REQUIRED TASKS
#1 From the text on finding files by name, translate the sentence "How can I return a list of files which contain a string in the filename?" into Spanish.
#2 In the text on finding files by name, what does the answer say to delete to make the find search recursive?
#3 Print the part of the text on finding files by name from "I have been" to "Was it helpful?", without changing anything.

EXERCISE TEXT
######
Question

I have been searching for a command that will return files from the current directory which contain a string in the filename. I have seen locate and find commands that can find files beginning with something first_word* or ending with something *.jpg.

How can I return a list of files which contain a string in the filename?

For example, if 2012-06-04-touch-multiple-files-in-linux.markdown was a file in the current directory.

How could I return this file and others containing the string touch? Using a command such as find '/touch/'

Was it helpful?

Solution

Use find:

find . -maxdepth 1 -name "*string*" -print

It will find all files in the current directory (delete maxdepth 1 if you want it recursive) containing "string" and will print it on the screen.

If you want to avoid file containing ':', you can type:

find . -maxdepth 1 -name "*string*" ! -name "*:*" -print

If you want to use grep (but I think it's not necessary as far as you don't want to check file content) you can use:

ls | grep touch

But, I repeat, find is a better and cleaner solution for your task.

OTHER TIPS

Use grep as follows:

grep -R "touch" .
######
RAW DATA
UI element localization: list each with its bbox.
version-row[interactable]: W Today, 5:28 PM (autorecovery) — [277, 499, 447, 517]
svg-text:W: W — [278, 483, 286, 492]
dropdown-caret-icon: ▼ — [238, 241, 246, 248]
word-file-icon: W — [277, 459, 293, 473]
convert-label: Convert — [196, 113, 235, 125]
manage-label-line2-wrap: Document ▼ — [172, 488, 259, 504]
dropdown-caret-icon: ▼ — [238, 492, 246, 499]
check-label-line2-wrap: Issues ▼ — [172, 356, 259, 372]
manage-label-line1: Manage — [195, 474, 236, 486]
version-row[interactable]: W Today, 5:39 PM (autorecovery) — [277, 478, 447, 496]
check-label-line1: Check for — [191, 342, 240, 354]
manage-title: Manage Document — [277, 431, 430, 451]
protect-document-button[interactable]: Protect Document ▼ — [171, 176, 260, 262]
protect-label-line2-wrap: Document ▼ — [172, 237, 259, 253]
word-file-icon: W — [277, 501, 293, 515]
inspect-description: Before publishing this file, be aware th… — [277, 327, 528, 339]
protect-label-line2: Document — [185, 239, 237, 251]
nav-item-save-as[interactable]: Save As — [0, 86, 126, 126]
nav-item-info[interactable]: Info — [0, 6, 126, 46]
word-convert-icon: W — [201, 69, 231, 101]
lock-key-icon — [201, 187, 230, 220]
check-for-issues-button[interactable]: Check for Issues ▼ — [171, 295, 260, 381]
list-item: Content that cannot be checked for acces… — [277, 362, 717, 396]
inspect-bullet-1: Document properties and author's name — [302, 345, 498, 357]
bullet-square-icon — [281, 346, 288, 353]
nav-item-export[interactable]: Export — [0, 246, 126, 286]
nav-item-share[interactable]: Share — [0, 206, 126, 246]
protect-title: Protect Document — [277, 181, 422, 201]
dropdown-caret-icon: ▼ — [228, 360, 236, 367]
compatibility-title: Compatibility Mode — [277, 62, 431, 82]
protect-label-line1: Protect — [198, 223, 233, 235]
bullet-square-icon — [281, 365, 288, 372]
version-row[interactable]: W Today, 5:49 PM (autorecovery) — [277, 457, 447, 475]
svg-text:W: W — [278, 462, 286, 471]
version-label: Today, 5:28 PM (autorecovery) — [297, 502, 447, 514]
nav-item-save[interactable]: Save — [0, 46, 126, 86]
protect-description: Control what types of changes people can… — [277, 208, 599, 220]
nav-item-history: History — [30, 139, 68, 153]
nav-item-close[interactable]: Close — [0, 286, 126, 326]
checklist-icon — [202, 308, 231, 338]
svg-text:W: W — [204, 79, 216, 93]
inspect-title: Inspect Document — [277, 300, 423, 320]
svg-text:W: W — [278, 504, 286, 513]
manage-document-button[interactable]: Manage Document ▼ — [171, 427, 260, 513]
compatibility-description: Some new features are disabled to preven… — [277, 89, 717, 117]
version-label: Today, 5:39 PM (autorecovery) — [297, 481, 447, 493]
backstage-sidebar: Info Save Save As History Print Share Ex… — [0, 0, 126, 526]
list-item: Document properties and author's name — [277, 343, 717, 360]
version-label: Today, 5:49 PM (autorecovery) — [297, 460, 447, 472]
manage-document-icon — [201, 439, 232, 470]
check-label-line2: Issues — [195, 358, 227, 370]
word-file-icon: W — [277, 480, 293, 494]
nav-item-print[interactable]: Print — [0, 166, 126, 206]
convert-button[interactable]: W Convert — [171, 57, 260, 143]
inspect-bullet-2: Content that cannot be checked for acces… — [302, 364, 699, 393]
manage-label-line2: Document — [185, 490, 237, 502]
######
SOLVED TASKS
#1 ¿Cómo puedo devolver una lista de archivos que contengan una cadena en el nombre de archivo?

#2 Delete maxdepth 1.

#3
I have been searching for a command that will return files from the current directory which contain a string in the filename. I have seen locate and find commands that can find files beginning with something first_word* or ending with something *.jpg.

How can I return a list of files which contain a string in the filename?

For example, if 2012-06-04-touch-multiple-files-in-linux.markdown was a file in the current directory.

How could I return this file and others containing the string touch? Using a command such as find '/touch/'

Was it helpful?